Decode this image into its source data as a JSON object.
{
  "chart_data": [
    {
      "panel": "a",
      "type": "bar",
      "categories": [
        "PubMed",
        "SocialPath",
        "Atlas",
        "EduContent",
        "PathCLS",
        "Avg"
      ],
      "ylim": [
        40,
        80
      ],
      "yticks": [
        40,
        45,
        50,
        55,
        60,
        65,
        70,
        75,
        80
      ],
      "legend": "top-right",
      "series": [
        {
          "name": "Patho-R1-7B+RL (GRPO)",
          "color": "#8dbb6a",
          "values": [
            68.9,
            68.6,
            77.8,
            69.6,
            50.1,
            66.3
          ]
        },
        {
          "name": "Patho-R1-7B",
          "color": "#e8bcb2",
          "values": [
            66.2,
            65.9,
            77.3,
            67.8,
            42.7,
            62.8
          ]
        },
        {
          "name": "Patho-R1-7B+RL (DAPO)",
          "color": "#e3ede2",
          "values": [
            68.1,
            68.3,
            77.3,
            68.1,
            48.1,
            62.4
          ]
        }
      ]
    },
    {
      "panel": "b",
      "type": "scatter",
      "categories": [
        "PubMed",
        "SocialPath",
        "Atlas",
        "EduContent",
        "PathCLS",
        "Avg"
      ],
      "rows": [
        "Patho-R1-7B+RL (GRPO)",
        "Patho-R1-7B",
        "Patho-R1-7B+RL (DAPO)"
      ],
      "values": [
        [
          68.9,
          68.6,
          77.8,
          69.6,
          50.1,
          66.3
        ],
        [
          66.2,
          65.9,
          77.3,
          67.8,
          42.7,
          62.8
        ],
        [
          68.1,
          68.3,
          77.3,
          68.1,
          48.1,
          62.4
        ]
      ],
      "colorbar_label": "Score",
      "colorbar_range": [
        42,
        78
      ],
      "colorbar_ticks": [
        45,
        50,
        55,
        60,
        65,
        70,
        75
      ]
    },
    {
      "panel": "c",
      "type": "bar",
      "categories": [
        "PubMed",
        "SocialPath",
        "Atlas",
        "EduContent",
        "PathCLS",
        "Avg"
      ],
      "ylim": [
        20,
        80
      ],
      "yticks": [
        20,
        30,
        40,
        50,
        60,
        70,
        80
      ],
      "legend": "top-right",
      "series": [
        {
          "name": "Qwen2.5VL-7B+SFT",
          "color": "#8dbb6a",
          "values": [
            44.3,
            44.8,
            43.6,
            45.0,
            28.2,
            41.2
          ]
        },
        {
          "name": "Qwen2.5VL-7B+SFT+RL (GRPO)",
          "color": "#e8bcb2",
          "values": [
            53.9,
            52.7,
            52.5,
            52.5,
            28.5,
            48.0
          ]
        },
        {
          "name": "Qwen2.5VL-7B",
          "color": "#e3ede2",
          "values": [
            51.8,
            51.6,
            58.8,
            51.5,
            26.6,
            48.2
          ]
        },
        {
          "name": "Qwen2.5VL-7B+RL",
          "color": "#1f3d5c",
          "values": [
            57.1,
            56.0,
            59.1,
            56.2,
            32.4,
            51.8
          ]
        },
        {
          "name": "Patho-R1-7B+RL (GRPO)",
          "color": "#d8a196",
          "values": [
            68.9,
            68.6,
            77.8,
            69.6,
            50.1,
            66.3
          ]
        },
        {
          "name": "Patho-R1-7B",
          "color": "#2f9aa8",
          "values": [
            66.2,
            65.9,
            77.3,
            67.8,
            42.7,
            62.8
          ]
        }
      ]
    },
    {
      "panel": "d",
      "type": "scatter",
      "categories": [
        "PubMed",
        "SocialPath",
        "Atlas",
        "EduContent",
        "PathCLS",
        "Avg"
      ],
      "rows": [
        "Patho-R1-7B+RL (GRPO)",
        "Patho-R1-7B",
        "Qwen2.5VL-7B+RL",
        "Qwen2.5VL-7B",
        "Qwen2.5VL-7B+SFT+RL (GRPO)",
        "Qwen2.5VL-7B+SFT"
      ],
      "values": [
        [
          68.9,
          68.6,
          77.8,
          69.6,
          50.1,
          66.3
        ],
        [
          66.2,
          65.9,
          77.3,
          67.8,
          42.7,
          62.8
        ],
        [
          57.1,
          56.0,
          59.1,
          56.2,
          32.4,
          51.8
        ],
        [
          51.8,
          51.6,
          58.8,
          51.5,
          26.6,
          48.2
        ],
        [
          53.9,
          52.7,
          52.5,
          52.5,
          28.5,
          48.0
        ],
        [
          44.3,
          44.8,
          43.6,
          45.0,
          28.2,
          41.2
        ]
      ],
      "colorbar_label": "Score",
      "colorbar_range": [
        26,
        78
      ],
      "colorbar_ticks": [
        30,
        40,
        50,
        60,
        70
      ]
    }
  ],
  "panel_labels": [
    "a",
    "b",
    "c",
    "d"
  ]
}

● ● ● ●

Stated problem → Lines containing the word "DAPO" must all be returned from the material above.

The reply →
          "name": "Patho-R1-7B+RL (DAPO)",
        "Patho-R1-7B+RL (DAPO)"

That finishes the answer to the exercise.